Repeat the whole of the data, keeping every detail the same.

> [EXERCISE DATA]:
<<<<

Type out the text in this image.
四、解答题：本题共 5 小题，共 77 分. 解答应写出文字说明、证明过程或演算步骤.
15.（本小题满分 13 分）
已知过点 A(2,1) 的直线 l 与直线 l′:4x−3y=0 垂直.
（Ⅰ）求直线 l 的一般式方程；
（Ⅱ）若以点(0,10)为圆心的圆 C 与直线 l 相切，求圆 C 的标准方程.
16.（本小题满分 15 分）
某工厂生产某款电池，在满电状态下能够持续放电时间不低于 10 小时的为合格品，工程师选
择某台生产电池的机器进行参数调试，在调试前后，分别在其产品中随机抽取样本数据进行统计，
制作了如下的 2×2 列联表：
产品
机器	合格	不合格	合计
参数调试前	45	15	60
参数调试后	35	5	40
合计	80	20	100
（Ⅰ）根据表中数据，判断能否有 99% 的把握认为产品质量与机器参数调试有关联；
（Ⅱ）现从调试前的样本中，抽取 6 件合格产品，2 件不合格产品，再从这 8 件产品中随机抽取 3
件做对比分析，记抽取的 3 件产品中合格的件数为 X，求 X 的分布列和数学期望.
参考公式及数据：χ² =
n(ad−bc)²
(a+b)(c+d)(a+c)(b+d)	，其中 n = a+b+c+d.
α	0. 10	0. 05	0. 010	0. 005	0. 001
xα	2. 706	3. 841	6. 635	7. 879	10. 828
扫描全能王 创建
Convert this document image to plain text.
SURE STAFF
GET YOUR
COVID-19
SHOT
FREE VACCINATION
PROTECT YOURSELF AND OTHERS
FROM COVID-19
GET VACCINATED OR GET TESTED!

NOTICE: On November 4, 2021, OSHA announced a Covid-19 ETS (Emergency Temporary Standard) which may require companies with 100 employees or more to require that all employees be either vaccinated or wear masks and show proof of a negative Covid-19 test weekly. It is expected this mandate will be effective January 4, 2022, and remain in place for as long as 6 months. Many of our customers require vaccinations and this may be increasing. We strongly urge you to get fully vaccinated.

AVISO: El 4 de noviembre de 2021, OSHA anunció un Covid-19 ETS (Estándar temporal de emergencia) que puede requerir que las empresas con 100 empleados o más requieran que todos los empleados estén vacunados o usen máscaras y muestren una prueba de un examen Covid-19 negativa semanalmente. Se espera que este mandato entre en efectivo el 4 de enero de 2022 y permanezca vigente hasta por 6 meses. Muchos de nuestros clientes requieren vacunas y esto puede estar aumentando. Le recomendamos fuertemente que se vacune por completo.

>>>>

> [OUTPUT FOR THIS TASK]:
Type out the text in this image.
四、解答题：本题共 5 小题，共 77 分. 解答应写出文字说明、证明过程或演算步骤.
15.（本小题满分 13 分）
已知过点 A(2,1) 的直线 l 与直线 l′:4x−3y=0 垂直.
（Ⅰ）求直线 l 的一般式方程；
（Ⅱ）若以点(0,10)为圆心的圆 C 与直线 l 相切，求圆 C 的标准方程.
16.（本小题满分 15 分）
某工厂生产某款电池，在满电状态下能够持续放电时间不低于 10 小时的为合格品，工程师选
择某台生产电池的机器进行参数调试，在调试前后，分别在其产品中随机抽取样本数据进行统计，
制作了如下的 2×2 列联表：
产品
机器	合格	不合格	合计
参数调试前	45	15	60
参数调试后	35	5	40
合计	80	20	100
（Ⅰ）根据表中数据，判断能否有 99% 的把握认为产品质量与机器参数调试有关联；
（Ⅱ）现从调试前的样本中，抽取 6 件合格产品，2 件不合格产品，再从这 8 件产品中随机抽取 3
件做对比分析，记抽取的 3 件产品中合格的件数为 X，求 X 的分布列和数学期望.
参考公式及数据：χ² =
n(ad−bc)²
(a+b)(c+d)(a+c)(b+d)	，其中 n = a+b+c+d.
α	0. 10	0. 05	0. 010	0. 005	0. 001
xα	2. 706	3. 841	6. 635	7. 879	10. 828
扫描全能王 创建
Convert this document image to plain text.
SURE STAFF
GET YOUR
COVID-19
SHOT
FREE VACCINATION
PROTECT YOURSELF AND OTHERS
FROM COVID-19
GET VACCINATED OR GET TESTED!

NOTICE: On November 4, 2021, OSHA announced a Covid-19 ETS (Emergency Temporary Standard) which may require companies with 100 employees or more to require that all employees be either vaccinated or wear masks and show proof of a negative Covid-19 test weekly. It is expected this mandate will be effective January 4, 2022, and remain in place for as long as 6 months. Many of our customers require vaccinations and this may be increasing. We strongly urge you to get fully vaccinated.

AVISO: El 4 de noviembre de 2021, OSHA anunció un Covid-19 ETS (Estándar temporal de emergencia) que puede requerir que las empresas con 100 empleados o más requieran que todos los empleados estén vacunados o usen máscaras y muestren una prueba de un examen Covid-19 negativa semanalmente. Se espera que este mandato entre en efectivo el 4 de enero de 2022 y permanezca vigente hasta por 6 meses. Muchos de nuestros clientes requieren vacunas y esto puede estar aumentando. Le recomendamos fuertemente que se vacune por completo.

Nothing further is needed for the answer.